§ **AIM OF THE EXERCISE**
Write the records out again, keeping each line exactly as it is.

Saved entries
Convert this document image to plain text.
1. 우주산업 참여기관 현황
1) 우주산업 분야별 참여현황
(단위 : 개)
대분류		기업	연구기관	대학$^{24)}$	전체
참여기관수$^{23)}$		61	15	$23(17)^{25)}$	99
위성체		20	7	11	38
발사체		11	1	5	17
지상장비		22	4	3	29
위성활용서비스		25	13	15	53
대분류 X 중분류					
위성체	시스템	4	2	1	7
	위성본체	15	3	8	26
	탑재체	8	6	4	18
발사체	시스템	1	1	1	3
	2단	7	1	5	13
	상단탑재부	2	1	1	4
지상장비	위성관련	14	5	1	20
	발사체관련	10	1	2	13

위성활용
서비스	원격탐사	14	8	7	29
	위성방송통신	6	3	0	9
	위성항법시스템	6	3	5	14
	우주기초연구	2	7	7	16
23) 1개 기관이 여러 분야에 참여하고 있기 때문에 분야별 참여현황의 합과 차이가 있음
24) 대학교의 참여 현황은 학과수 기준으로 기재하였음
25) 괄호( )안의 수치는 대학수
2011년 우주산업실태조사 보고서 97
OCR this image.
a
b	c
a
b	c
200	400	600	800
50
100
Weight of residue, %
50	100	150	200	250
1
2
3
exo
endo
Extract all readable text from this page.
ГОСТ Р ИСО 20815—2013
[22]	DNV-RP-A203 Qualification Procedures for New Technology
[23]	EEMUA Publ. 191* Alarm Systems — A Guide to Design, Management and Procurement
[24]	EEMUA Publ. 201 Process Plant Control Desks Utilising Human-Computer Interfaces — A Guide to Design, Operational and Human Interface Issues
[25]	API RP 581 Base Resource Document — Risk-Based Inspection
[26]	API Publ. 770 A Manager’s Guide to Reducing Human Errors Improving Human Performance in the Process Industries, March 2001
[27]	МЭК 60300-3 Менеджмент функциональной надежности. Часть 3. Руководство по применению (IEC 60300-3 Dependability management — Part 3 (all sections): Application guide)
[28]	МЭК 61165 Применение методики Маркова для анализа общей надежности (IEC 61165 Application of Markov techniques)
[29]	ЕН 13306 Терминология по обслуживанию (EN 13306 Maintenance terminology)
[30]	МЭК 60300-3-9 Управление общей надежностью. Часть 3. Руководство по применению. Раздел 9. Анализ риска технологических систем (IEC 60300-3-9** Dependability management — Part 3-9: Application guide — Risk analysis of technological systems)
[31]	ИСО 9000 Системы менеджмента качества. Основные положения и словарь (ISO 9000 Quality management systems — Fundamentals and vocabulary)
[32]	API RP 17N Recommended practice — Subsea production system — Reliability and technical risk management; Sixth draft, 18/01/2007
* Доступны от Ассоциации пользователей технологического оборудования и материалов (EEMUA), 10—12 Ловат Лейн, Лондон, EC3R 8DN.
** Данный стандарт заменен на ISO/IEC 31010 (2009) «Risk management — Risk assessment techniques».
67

§ **EXERCISE ANSWER**
Convert this document image to plain text.
1. 우주산업 참여기관 현황
1) 우주산업 분야별 참여현황
(단위 : 개)
대분류		기업	연구기관	대학$^{24)}$	전체
참여기관수$^{23)}$		61	15	$23(17)^{25)}$	99
위성체		20	7	11	38
발사체		11	1	5	17
지상장비		22	4	3	29
위성활용서비스		25	13	15	53
대분류 X 중분류					
위성체	시스템	4	2	1	7
	위성본체	15	3	8	26
	탑재체	8	6	4	18
발사체	시스템	1	1	1	3
	2단	7	1	5	13
	상단탑재부	2	1	1	4
지상장비	위성관련	14	5	1	20
	발사체관련	10	1	2	13

위성활용
서비스	원격탐사	14	8	7	29
	위성방송통신	6	3	0	9
	위성항법시스템	6	3	5	14
	우주기초연구	2	7	7	16
23) 1개 기관이 여러 분야에 참여하고 있기 때문에 분야별 참여현황의 합과 차이가 있음
24) 대학교의 참여 현황은 학과수 기준으로 기재하였음
25) 괄호( )안의 수치는 대학수
2011년 우주산업실태조사 보고서 97
OCR this image.
a
b	c
a
b	c
200	400	600	800
50
100
Weight of residue, %
50	100	150	200	250
1
2
3
exo
endo
Extract all readable text from this page.
ГОСТ Р ИСО 20815—2013
[22]	DNV-RP-A203 Qualification Procedures for New Technology
[23]	EEMUA Publ. 191* Alarm Systems — A Guide to Design, Management and Procurement
[24]	EEMUA Publ. 201 Process Plant Control Desks Utilising Human-Computer Interfaces — A Guide to Design, Operational and Human Interface Issues
[25]	API RP 581 Base Resource Document — Risk-Based Inspection
[26]	API Publ. 770 A Manager’s Guide to Reducing Human Errors Improving Human Performance in the Process Industries, March 2001
[27]	МЭК 60300-3 Менеджмент функциональной надежности. Часть 3. Руководство по применению (IEC 60300-3 Dependability management — Part 3 (all sections): Application guide)
[28]	МЭК 61165 Применение методики Маркова для анализа общей надежности (IEC 61165 Application of Markov techniques)
[29]	ЕН 13306 Терминология по обслуживанию (EN 13306 Maintenance terminology)
[30]	МЭК 60300-3-9 Управление общей надежностью. Часть 3. Руководство по применению. Раздел 9. Анализ риска технологических систем (IEC 60300-3-9** Dependability management — Part 3-9: Application guide — Risk analysis of technological systems)
[31]	ИСО 9000 Системы менеджмента качества. Основные положения и словарь (ISO 9000 Quality management systems — Fundamentals and vocabulary)
[32]	API RP 17N Recommended practice — Subsea production system — Reliability and technical risk management; Sixth draft, 18/01/2007
* Доступны от Ассоциации пользователей технологического оборудования и материалов (EEMUA), 10—12 Ловат Лейн, Лондон, EC3R 8DN.
** Данный стандарт заменен на ISO/IEC 31010 (2009) «Risk management — Risk assessment techniques».
67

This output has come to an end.